OBJECTIVE —
The line containing "Give me the" marks the start of the required copy, which runs to the final line of the entries; return those lines exactly, without any pictures.

— START OF STORED RECORDS —

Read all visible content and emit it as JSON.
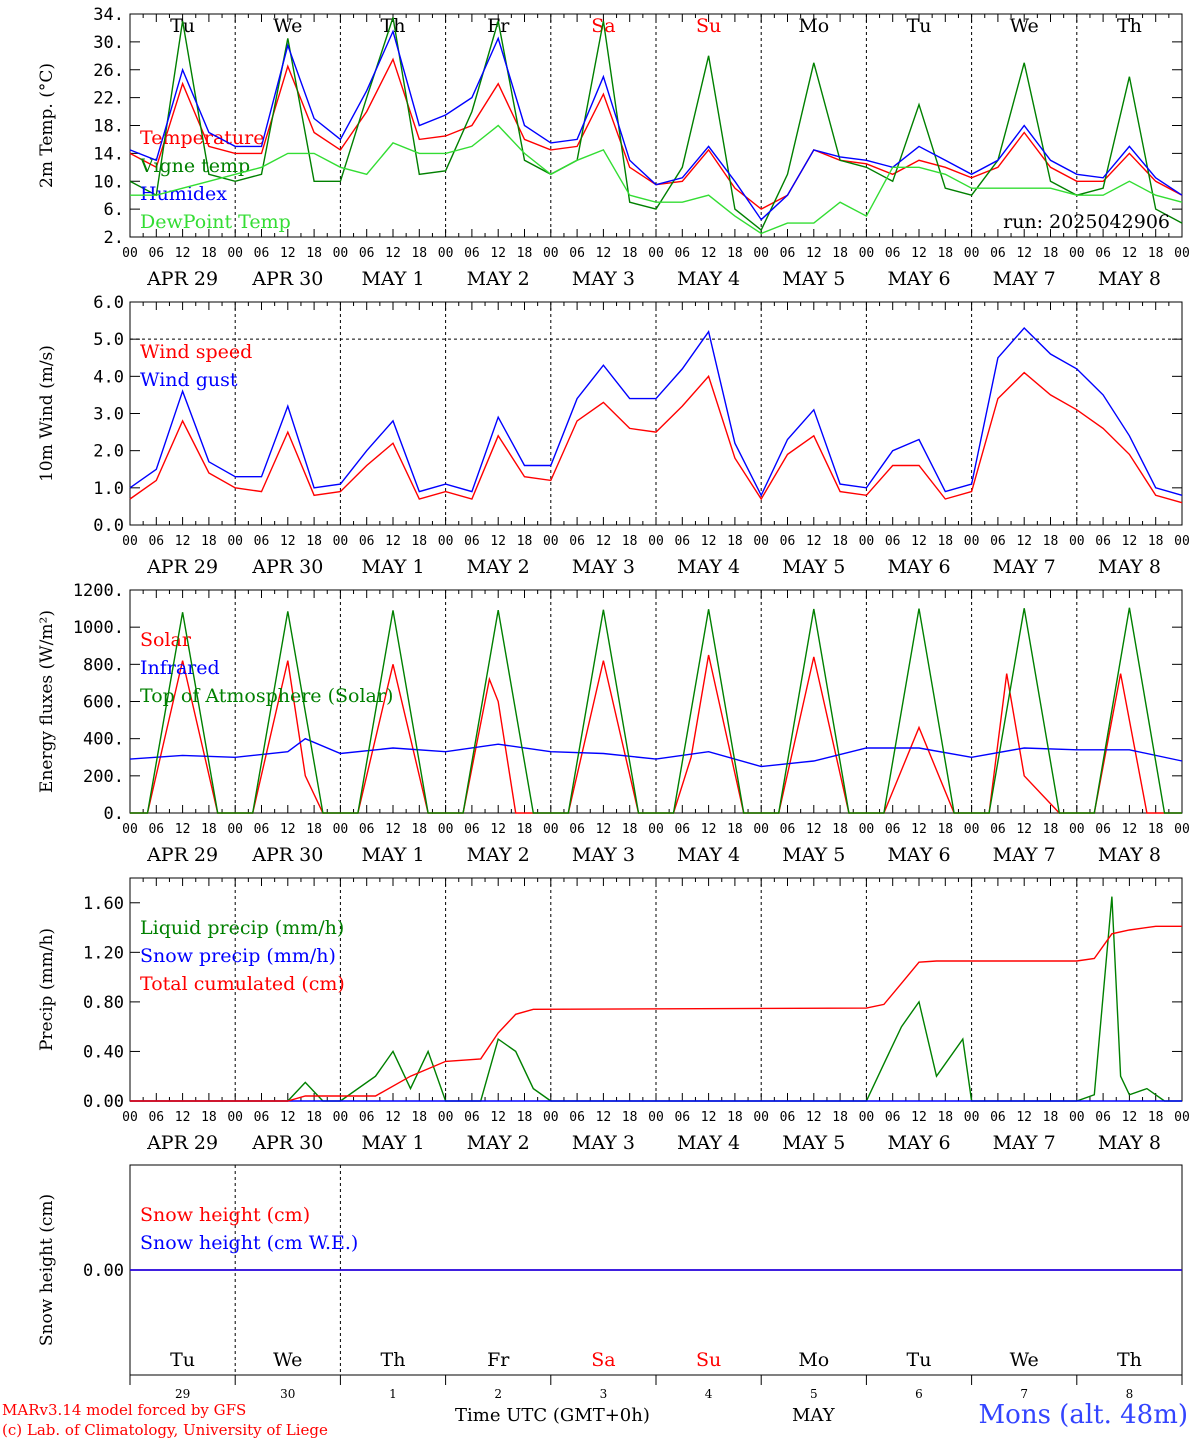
{
  "colors": {
    "red": "#ff0000",
    "green": "#008000",
    "blue": "#0000ff",
    "lime": "#33dd33",
    "grid": "#000000"
  },
  "days": [
    "Tu",
    "We",
    "Th",
    "Fr",
    "Sa",
    "Su",
    "Mo",
    "Tu",
    "We",
    "Th"
  ],
  "day_colors": [
    "#000",
    "#000",
    "#000",
    "#000",
    "#ff0000",
    "#ff0000",
    "#000",
    "#000",
    "#000",
    "#000"
  ],
  "hour_ticks": [
    "00",
    "06",
    "12",
    "18"
  ],
  "date_labels": [
    "APR 29",
    "APR 30",
    "MAY  1",
    "MAY  2",
    "MAY  3",
    "MAY  4",
    "MAY  5",
    "MAY  6",
    "MAY  7",
    "MAY  8"
  ],
  "bottom_day_numbers": [
    "29",
    "30",
    "1",
    "2",
    "3",
    "4",
    "5",
    "6",
    "7",
    "8"
  ],
  "footer": {
    "model": "MARv3.14 model forced by GFS",
    "lab": "(c) Lab. of Climatology, University of Liege",
    "time_label": "Time UTC (GMT+0h)",
    "month_label": "MAY",
    "station": "Mons (alt. 48m)"
  },
  "chart_data": [
    {
      "type": "line",
      "title": "",
      "ylabel": "2m Temp. (°C)",
      "ylim": [
        2,
        34
      ],
      "yticks": [
        "2.",
        "6.",
        "10.",
        "14.",
        "18.",
        "22.",
        "26.",
        "30.",
        "34."
      ],
      "annotation": "run: 2025042906",
      "series": [
        {
          "name": "Temperature",
          "color": "#ff0000",
          "x": [
            0,
            6,
            12,
            18,
            24,
            30,
            36,
            42,
            48,
            54,
            60,
            66,
            72,
            78,
            84,
            90,
            96,
            102,
            108,
            114,
            120,
            126,
            132,
            138,
            144,
            150,
            156,
            162,
            168,
            174,
            180,
            186,
            192,
            198,
            204,
            210,
            216,
            222,
            228,
            234,
            240
          ],
          "y": [
            14,
            12,
            24,
            15,
            14,
            14,
            26.5,
            17,
            14.5,
            20,
            27.5,
            16,
            16.5,
            18,
            24,
            16,
            14.5,
            15,
            22.5,
            12,
            9.5,
            10,
            14.5,
            9,
            6,
            8,
            14.5,
            13,
            12.5,
            11,
            13,
            12,
            10.5,
            12,
            17,
            12,
            10,
            10,
            14,
            10,
            8
          ]
        },
        {
          "name": "Vigne temp",
          "color": "#008000",
          "x": [
            0,
            6,
            12,
            18,
            24,
            30,
            36,
            42,
            48,
            54,
            60,
            66,
            72,
            78,
            84,
            90,
            96,
            102,
            108,
            114,
            120,
            126,
            132,
            138,
            144,
            150,
            156,
            162,
            168,
            174,
            180,
            186,
            192,
            198,
            204,
            210,
            216,
            222,
            228,
            234,
            240
          ],
          "y": [
            10,
            8,
            33,
            11,
            10,
            11,
            30.5,
            10,
            10,
            22,
            33.5,
            11,
            11.5,
            20,
            33,
            13,
            11,
            13,
            33,
            7,
            6,
            12,
            28,
            6,
            3,
            11,
            27,
            13,
            12,
            10,
            21,
            9,
            8,
            13,
            27,
            10,
            8,
            9,
            25,
            6,
            4
          ]
        },
        {
          "name": "Humidex",
          "color": "#0000ff",
          "x": [
            0,
            6,
            12,
            18,
            24,
            30,
            36,
            42,
            48,
            54,
            60,
            66,
            72,
            78,
            84,
            90,
            96,
            102,
            108,
            114,
            120,
            126,
            132,
            138,
            144,
            150,
            156,
            162,
            168,
            174,
            180,
            186,
            192,
            198,
            204,
            210,
            216,
            222,
            228,
            234,
            240
          ],
          "y": [
            14.5,
            13,
            26,
            17,
            15,
            15,
            29.5,
            19,
            16,
            23,
            31.5,
            18,
            19.5,
            22,
            30.5,
            18,
            15.5,
            16,
            25,
            13,
            9.5,
            10.5,
            15,
            10,
            4.5,
            8,
            14.5,
            13.5,
            13,
            12,
            15,
            13,
            11,
            13,
            18,
            13,
            11,
            10.5,
            15,
            10.5,
            8
          ]
        },
        {
          "name": "DewPoint Temp",
          "color": "#33dd33",
          "x": [
            0,
            6,
            12,
            18,
            24,
            30,
            36,
            42,
            48,
            54,
            60,
            66,
            72,
            78,
            84,
            90,
            96,
            102,
            108,
            114,
            120,
            126,
            132,
            138,
            144,
            150,
            156,
            162,
            168,
            174,
            180,
            186,
            192,
            198,
            204,
            210,
            216,
            222,
            228,
            234,
            240
          ],
          "y": [
            8,
            8,
            9,
            10,
            11,
            12,
            14,
            14,
            12,
            11,
            15.5,
            14,
            14,
            15,
            18,
            14,
            11,
            13,
            14.5,
            8,
            7,
            7,
            8,
            5,
            2.5,
            4,
            4,
            7,
            5,
            12,
            12,
            11,
            9,
            9,
            9,
            9,
            8,
            8,
            10,
            8,
            7
          ]
        }
      ]
    },
    {
      "type": "line",
      "title": "",
      "ylabel": "10m Wind (m/s)",
      "ylim": [
        0,
        6
      ],
      "yticks": [
        "0.0",
        "1.0",
        "2.0",
        "3.0",
        "4.0",
        "5.0",
        "6.0"
      ],
      "reference_line": 5.0,
      "series": [
        {
          "name": "Wind speed",
          "color": "#ff0000",
          "x": [
            0,
            6,
            12,
            18,
            24,
            30,
            36,
            42,
            48,
            54,
            60,
            66,
            72,
            78,
            84,
            90,
            96,
            102,
            108,
            114,
            120,
            126,
            132,
            138,
            144,
            150,
            156,
            162,
            168,
            174,
            180,
            186,
            192,
            198,
            204,
            210,
            216,
            222,
            228,
            234,
            240
          ],
          "y": [
            0.7,
            1.2,
            2.8,
            1.4,
            1.0,
            0.9,
            2.5,
            0.8,
            0.9,
            1.6,
            2.2,
            0.7,
            0.9,
            0.7,
            2.4,
            1.3,
            1.2,
            2.8,
            3.3,
            2.6,
            2.5,
            3.2,
            4.0,
            1.8,
            0.7,
            1.9,
            2.4,
            0.9,
            0.8,
            1.6,
            1.6,
            0.7,
            0.9,
            3.4,
            4.1,
            3.5,
            3.1,
            2.6,
            1.9,
            0.8,
            0.6
          ]
        },
        {
          "name": "Wind gust",
          "color": "#0000ff",
          "x": [
            0,
            6,
            12,
            18,
            24,
            30,
            36,
            42,
            48,
            54,
            60,
            66,
            72,
            78,
            84,
            90,
            96,
            102,
            108,
            114,
            120,
            126,
            132,
            138,
            144,
            150,
            156,
            162,
            168,
            174,
            180,
            186,
            192,
            198,
            204,
            210,
            216,
            222,
            228,
            234,
            240
          ],
          "y": [
            1.0,
            1.5,
            3.6,
            1.7,
            1.3,
            1.3,
            3.2,
            1.0,
            1.1,
            2.0,
            2.8,
            0.9,
            1.1,
            0.9,
            2.9,
            1.6,
            1.6,
            3.4,
            4.3,
            3.4,
            3.4,
            4.2,
            5.2,
            2.2,
            0.8,
            2.3,
            3.1,
            1.1,
            1.0,
            2.0,
            2.3,
            0.9,
            1.1,
            4.5,
            5.3,
            4.6,
            4.2,
            3.5,
            2.4,
            1.0,
            0.8
          ]
        }
      ]
    },
    {
      "type": "line",
      "title": "",
      "ylabel": "Energy fluxes (W/m²)",
      "ylim": [
        0,
        1200
      ],
      "yticks": [
        "0.",
        "200.",
        "400.",
        "600.",
        "800.",
        "1000.",
        "1200."
      ],
      "series": [
        {
          "name": "Solar",
          "color": "#ff0000",
          "x": [
            0,
            4,
            12,
            20,
            24,
            28,
            36,
            40,
            44,
            48,
            52,
            60,
            68,
            72,
            76,
            82,
            84,
            88,
            92,
            96,
            100,
            108,
            116,
            120,
            124,
            128,
            132,
            140,
            144,
            148,
            156,
            164,
            168,
            172,
            180,
            188,
            192,
            196,
            200,
            204,
            212,
            216,
            220,
            226,
            232,
            236,
            240
          ],
          "y": [
            0,
            0,
            820,
            0,
            0,
            0,
            820,
            200,
            0,
            0,
            0,
            800,
            0,
            0,
            0,
            720,
            600,
            0,
            0,
            0,
            0,
            820,
            0,
            0,
            0,
            300,
            850,
            0,
            0,
            0,
            840,
            0,
            0,
            0,
            460,
            0,
            0,
            0,
            750,
            200,
            0,
            0,
            0,
            750,
            0,
            0,
            0
          ]
        },
        {
          "name": "Infrared",
          "color": "#0000ff",
          "x": [
            0,
            12,
            24,
            36,
            40,
            48,
            60,
            72,
            84,
            96,
            108,
            120,
            132,
            144,
            156,
            168,
            180,
            192,
            204,
            216,
            228,
            240
          ],
          "y": [
            290,
            310,
            300,
            330,
            400,
            320,
            350,
            330,
            370,
            330,
            320,
            290,
            330,
            250,
            280,
            350,
            350,
            300,
            350,
            340,
            340,
            280
          ]
        },
        {
          "name": "Top of Atmosphere (Solar)",
          "color": "#008000",
          "x": [
            0,
            4,
            12,
            20,
            24,
            28,
            36,
            44,
            48,
            52,
            60,
            68,
            72,
            76,
            84,
            92,
            96,
            100,
            108,
            116,
            120,
            124,
            132,
            140,
            144,
            148,
            156,
            164,
            168,
            172,
            180,
            188,
            192,
            196,
            204,
            212,
            216,
            220,
            228,
            236,
            240
          ],
          "y": [
            0,
            0,
            1080,
            0,
            0,
            0,
            1085,
            0,
            0,
            0,
            1090,
            0,
            0,
            0,
            1092,
            0,
            0,
            0,
            1094,
            0,
            0,
            0,
            1096,
            0,
            0,
            0,
            1098,
            0,
            0,
            0,
            1100,
            0,
            0,
            0,
            1102,
            0,
            0,
            0,
            1104,
            0,
            0
          ]
        }
      ]
    },
    {
      "type": "line",
      "title": "",
      "ylabel": "Precip (mm/h)",
      "ylim": [
        0,
        1.8
      ],
      "yticks": [
        "0.00",
        "0.40",
        "0.80",
        "1.20",
        "1.60"
      ],
      "series": [
        {
          "name": "Liquid precip (mm/h)",
          "color": "#008000",
          "x": [
            0,
            36,
            40,
            44,
            48,
            56,
            60,
            64,
            68,
            72,
            76,
            80,
            84,
            88,
            92,
            96,
            100,
            168,
            172,
            176,
            180,
            184,
            190,
            192,
            216,
            220,
            224,
            226,
            228,
            232,
            236,
            240
          ],
          "y": [
            0,
            0,
            0.15,
            0,
            0,
            0.2,
            0.4,
            0.1,
            0.4,
            0,
            0,
            0,
            0.5,
            0.4,
            0.1,
            0,
            0,
            0,
            0.3,
            0.6,
            0.8,
            0.2,
            0.5,
            0,
            0,
            0.05,
            1.65,
            0.2,
            0.05,
            0.1,
            0,
            0
          ]
        },
        {
          "name": "Snow precip (mm/h)",
          "color": "#0000ff",
          "x": [
            0,
            240
          ],
          "y": [
            0,
            0
          ]
        },
        {
          "name": "Total cumulated (cm)",
          "color": "#ff0000",
          "x": [
            0,
            36,
            40,
            56,
            64,
            72,
            80,
            84,
            88,
            92,
            168,
            172,
            176,
            180,
            184,
            216,
            220,
            224,
            228,
            234,
            240
          ],
          "y": [
            0,
            0,
            0.04,
            0.04,
            0.2,
            0.32,
            0.34,
            0.55,
            0.7,
            0.74,
            0.75,
            0.78,
            0.95,
            1.12,
            1.13,
            1.13,
            1.15,
            1.35,
            1.38,
            1.41,
            1.41
          ]
        }
      ]
    },
    {
      "type": "line",
      "title": "",
      "ylabel": "Snow height (cm)",
      "ylim": [
        -1,
        1
      ],
      "yticks": [
        "0.00"
      ],
      "series": [
        {
          "name": "Snow height (cm)",
          "color": "#ff0000",
          "x": [
            0,
            240
          ],
          "y": [
            0,
            0
          ]
        },
        {
          "name": "Snow height (cm W.E.)",
          "color": "#0000ff",
          "x": [
            0,
            240
          ],
          "y": [
            0,
            0
          ]
        }
      ]
    }
  ]
}
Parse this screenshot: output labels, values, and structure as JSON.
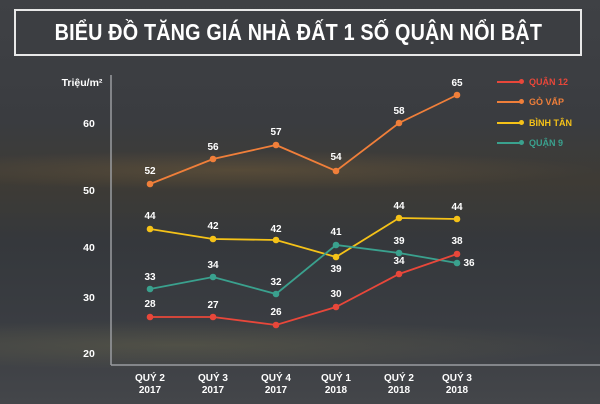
{
  "title": "BIỂU ĐỒ TĂNG GIÁ NHÀ ĐẤT 1 SỐ QUẬN NỔI BẬT",
  "y_axis_label": "Triệu/m²",
  "y_ticks": [
    "60",
    "50",
    "40",
    "30",
    "20"
  ],
  "x_ticks": [
    {
      "line1": "QUÝ 2",
      "line2": "2017"
    },
    {
      "line1": "QUÝ 3",
      "line2": "2017"
    },
    {
      "line1": "QUÝ 4",
      "line2": "2017"
    },
    {
      "line1": "QUÝ 1",
      "line2": "2018"
    },
    {
      "line1": "QUÝ 2",
      "line2": "2018"
    },
    {
      "line1": "QUÝ 3",
      "line2": "2018"
    }
  ],
  "legend": [
    {
      "label": "QUẬN 12",
      "color": "#e8473a"
    },
    {
      "label": "GÒ VẤP",
      "color": "#f07f3a"
    },
    {
      "label": "BÌNH TÂN",
      "color": "#f5c218"
    },
    {
      "label": "QUẬN 9",
      "color": "#3aa18e"
    }
  ],
  "chart_data": {
    "type": "line",
    "title": "BIỂU ĐỒ TĂNG GIÁ NHÀ ĐẤT 1 SỐ QUẬN NỔI BẬT",
    "xlabel": "",
    "ylabel": "Triệu/m²",
    "categories": [
      "Quý 2 2017",
      "Quý 3 2017",
      "Quý 4 2017",
      "Quý 1 2018",
      "Quý 2 2018",
      "Quý 3 2018"
    ],
    "ylim": [
      20,
      65
    ],
    "y_ticks": [
      20,
      30,
      40,
      50,
      60
    ],
    "grid": false,
    "legend_position": "top-right",
    "series": [
      {
        "name": "QUẬN 12",
        "color": "#e8473a",
        "values": [
          28,
          27,
          26,
          30,
          34,
          38
        ]
      },
      {
        "name": "GÒ VẤP",
        "color": "#f07f3a",
        "values": [
          52,
          56,
          57,
          54,
          58,
          65
        ]
      },
      {
        "name": "BÌNH TÂN",
        "color": "#f5c218",
        "values": [
          44,
          42,
          42,
          39,
          44,
          44
        ]
      },
      {
        "name": "QUẬN 9",
        "color": "#3aa18e",
        "values": [
          33,
          34,
          32,
          41,
          39,
          36
        ]
      }
    ]
  }
}
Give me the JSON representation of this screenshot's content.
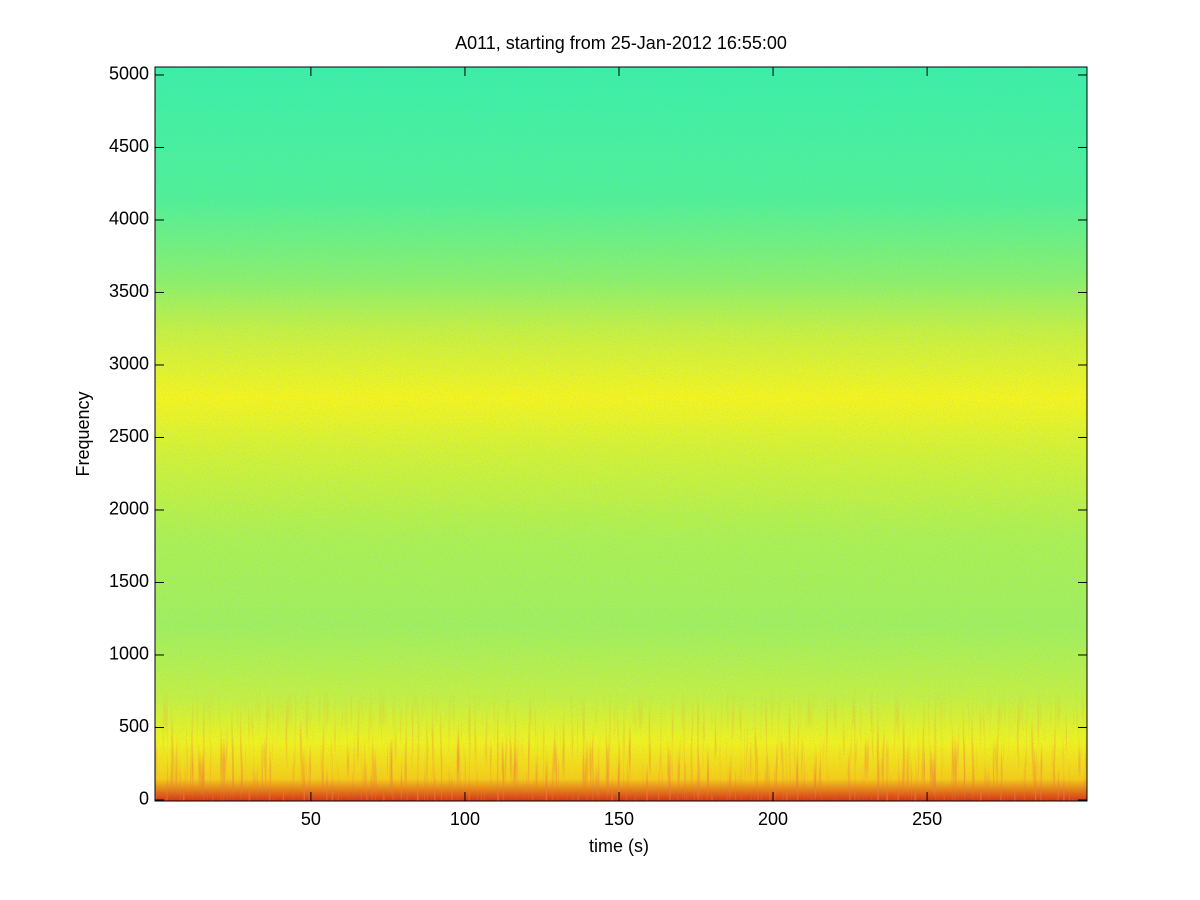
{
  "chart_data": {
    "type": "spectrogram",
    "title": "A011, starting from 25-Jan-2012 16:55:00",
    "xlabel": "time (s)",
    "ylabel": "Frequency",
    "xlim": [
      -0.6,
      301.9
    ],
    "ylim": [
      -7,
      5055
    ],
    "xticks": [
      50,
      100,
      150,
      200,
      250
    ],
    "yticks": [
      0,
      500,
      1000,
      1500,
      2000,
      2500,
      3000,
      3500,
      4000,
      4500,
      5000
    ],
    "colormap": "jet"
  }
}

— END OF STORED RECORDS —

FINAL RESULT —
Give me the JSON representation of this screenshot's content.
{
  "chart_data": {
    "type": "spectrogram",
    "title": "A011, starting from 25-Jan-2012 16:55:00",
    "xlabel": "time (s)",
    "ylabel": "Frequency",
    "xlim": [
      -0.6,
      301.9
    ],
    "ylim": [
      -7,
      5055
    ],
    "xticks": [
      50,
      100,
      150,
      200,
      250
    ],
    "yticks": [
      0,
      500,
      1000,
      1500,
      2000,
      2500,
      3000,
      3500,
      4000,
      4500,
      5000
    ],
    "colormap": "jet"
  }
}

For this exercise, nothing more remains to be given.